**Records provided**
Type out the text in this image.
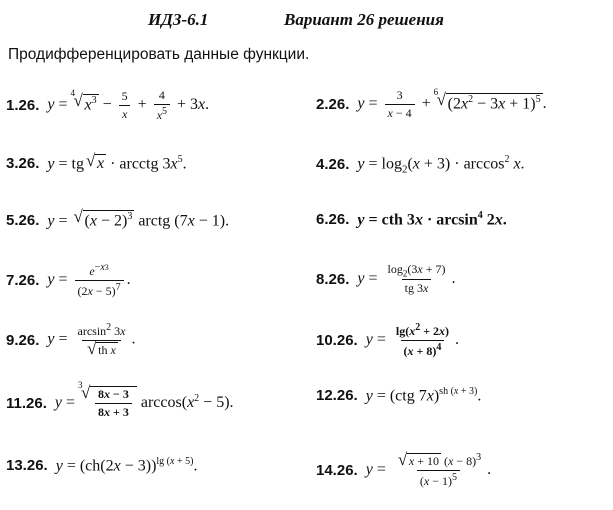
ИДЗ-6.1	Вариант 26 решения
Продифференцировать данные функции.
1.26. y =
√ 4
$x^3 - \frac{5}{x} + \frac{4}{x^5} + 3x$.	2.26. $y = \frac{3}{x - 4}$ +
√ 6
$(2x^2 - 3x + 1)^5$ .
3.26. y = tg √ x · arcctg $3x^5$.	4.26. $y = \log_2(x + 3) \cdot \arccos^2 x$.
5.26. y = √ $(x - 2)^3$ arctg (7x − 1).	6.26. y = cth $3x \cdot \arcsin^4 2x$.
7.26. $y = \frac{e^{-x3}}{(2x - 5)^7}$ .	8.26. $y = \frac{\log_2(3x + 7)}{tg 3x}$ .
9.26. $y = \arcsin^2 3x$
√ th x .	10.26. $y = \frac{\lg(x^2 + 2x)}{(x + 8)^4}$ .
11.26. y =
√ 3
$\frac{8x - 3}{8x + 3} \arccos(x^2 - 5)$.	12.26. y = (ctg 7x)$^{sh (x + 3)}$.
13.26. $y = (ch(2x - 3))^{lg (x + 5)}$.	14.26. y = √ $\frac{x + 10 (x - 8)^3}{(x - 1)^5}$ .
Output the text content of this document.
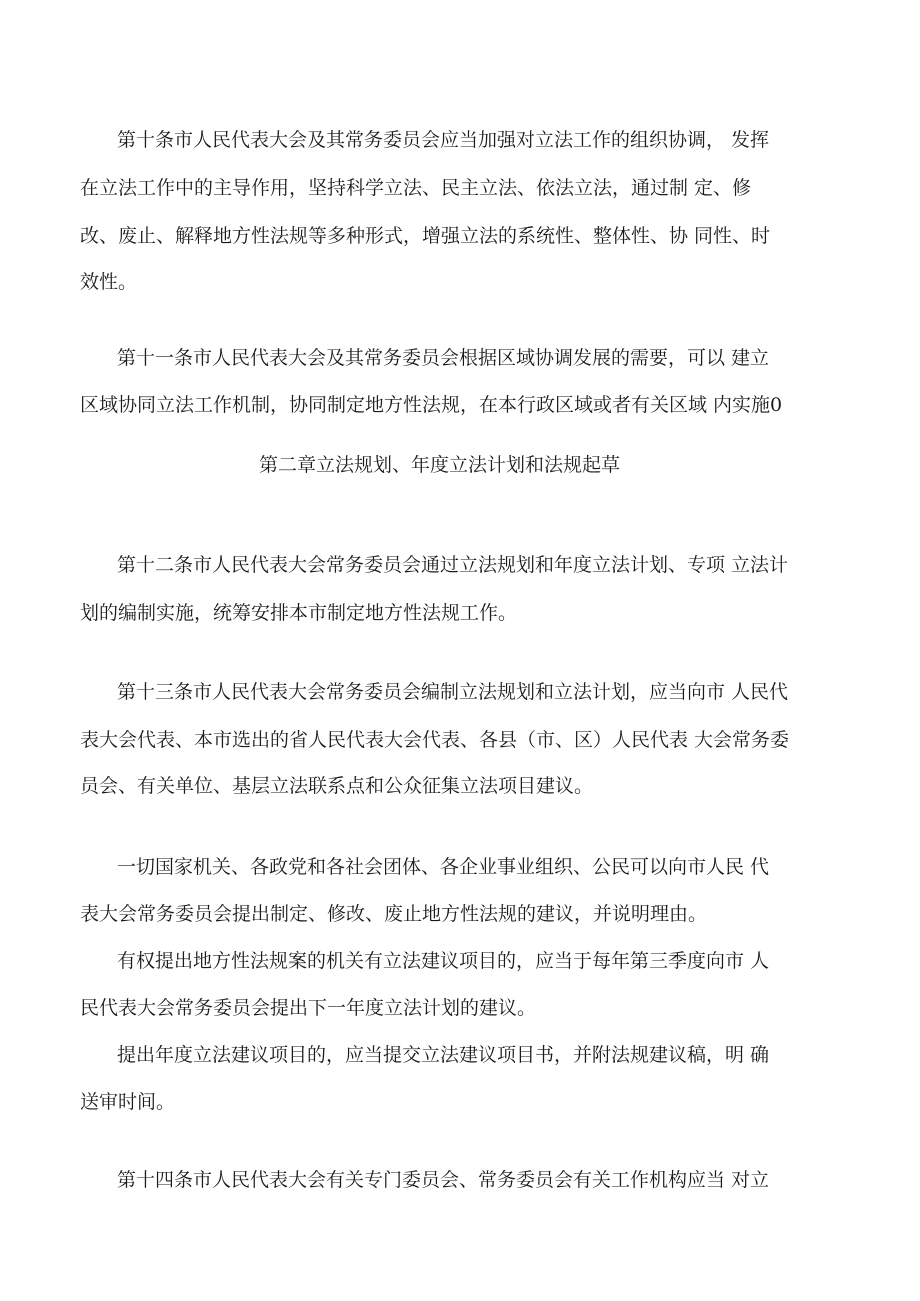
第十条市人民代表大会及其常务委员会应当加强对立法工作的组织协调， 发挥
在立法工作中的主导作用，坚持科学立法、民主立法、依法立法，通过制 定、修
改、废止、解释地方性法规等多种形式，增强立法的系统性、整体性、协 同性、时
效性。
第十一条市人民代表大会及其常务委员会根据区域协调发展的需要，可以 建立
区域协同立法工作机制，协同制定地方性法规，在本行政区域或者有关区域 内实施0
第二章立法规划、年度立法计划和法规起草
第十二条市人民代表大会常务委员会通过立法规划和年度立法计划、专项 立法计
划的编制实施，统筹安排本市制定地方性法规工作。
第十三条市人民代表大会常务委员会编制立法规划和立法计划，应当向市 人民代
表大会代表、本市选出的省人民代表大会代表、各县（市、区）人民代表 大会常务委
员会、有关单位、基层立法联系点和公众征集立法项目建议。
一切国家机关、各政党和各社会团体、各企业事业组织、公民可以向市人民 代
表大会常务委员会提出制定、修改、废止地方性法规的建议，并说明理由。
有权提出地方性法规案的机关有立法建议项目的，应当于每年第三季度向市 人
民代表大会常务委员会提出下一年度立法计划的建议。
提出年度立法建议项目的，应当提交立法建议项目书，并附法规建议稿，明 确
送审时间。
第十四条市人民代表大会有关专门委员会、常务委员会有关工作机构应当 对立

**Directions for this task**
Look through the data above. Copy every line with the string "text" in it.

**The answer**
Type out the text in this image.
Output the text content of this document.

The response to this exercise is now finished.